··· Available data
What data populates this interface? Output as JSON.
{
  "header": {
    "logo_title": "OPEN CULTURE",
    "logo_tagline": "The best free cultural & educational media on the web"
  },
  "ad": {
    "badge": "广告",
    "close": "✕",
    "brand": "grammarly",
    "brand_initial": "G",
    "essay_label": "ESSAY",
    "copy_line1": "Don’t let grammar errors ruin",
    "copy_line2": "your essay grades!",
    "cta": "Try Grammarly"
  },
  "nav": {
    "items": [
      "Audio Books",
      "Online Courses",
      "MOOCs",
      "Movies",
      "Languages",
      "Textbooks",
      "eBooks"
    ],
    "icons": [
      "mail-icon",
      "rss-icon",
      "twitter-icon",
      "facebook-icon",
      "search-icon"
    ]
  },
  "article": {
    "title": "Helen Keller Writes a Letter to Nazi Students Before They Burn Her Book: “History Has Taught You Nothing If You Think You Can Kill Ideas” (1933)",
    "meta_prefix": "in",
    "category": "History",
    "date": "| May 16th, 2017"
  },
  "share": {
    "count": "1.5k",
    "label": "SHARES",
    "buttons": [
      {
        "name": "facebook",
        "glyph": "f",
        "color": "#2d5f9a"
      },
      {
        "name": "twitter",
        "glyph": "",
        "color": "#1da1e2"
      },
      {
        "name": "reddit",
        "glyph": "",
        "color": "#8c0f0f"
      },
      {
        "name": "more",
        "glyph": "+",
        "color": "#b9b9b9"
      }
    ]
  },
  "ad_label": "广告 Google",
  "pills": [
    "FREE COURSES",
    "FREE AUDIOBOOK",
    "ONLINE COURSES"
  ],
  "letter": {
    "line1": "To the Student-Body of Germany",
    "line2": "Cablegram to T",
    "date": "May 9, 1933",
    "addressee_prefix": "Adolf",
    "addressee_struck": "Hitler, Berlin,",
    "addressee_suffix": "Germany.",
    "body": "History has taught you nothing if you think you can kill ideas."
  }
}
······
What is needed
Print all of the entries again, exactly as written.

Solved problem
What data populates this interface? Output as JSON.
{
  "header": {
    "logo_title": "OPEN CULTURE",
    "logo_tagline": "The best free cultural & educational media on the web"
  },
  "ad": {
    "badge": "广告",
    "close": "✕",
    "brand": "grammarly",
    "brand_initial": "G",
    "essay_label": "ESSAY",
    "copy_line1": "Don’t let grammar errors ruin",
    "copy_line2": "your essay grades!",
    "cta": "Try Grammarly"
  },
  "nav": {
    "items": [
      "Audio Books",
      "Online Courses",
      "MOOCs",
      "Movies",
      "Languages",
      "Textbooks",
      "eBooks"
    ],
    "icons": [
      "mail-icon",
      "rss-icon",
      "twitter-icon",
      "facebook-icon",
      "search-icon"
    ]
  },
  "article": {
    "title": "Helen Keller Writes a Letter to Nazi Students Before They Burn Her Book: “History Has Taught You Nothing If You Think You Can Kill Ideas” (1933)",
    "meta_prefix": "in",
    "category": "History",
    "date": "| May 16th, 2017"
  },
  "share": {
    "count": "1.5k",
    "label": "SHARES",
    "buttons": [
      {
        "name": "facebook",
        "glyph": "f",
        "color": "#2d5f9a"
      },
      {
        "name": "twitter",
        "glyph": "",
        "color": "#1da1e2"
      },
      {
        "name": "reddit",
        "glyph": "",
        "color": "#8c0f0f"
      },
      {
        "name": "more",
        "glyph": "+",
        "color": "#b9b9b9"
      }
    ]
  },
  "ad_label": "广告 Google",
  "pills": [
    "FREE COURSES",
    "FREE AUDIOBOOK",
    "ONLINE COURSES"
  ],
  "letter": {
    "line1": "To the Student-Body of Germany",
    "line2": "Cablegram to T",
    "date": "May 9, 1933",
    "addressee_prefix": "Adolf",
    "addressee_struck": "Hitler, Berlin,",
    "addressee_suffix": "Germany.",
    "body": "History has taught you nothing if you think you can kill ideas."
  }
}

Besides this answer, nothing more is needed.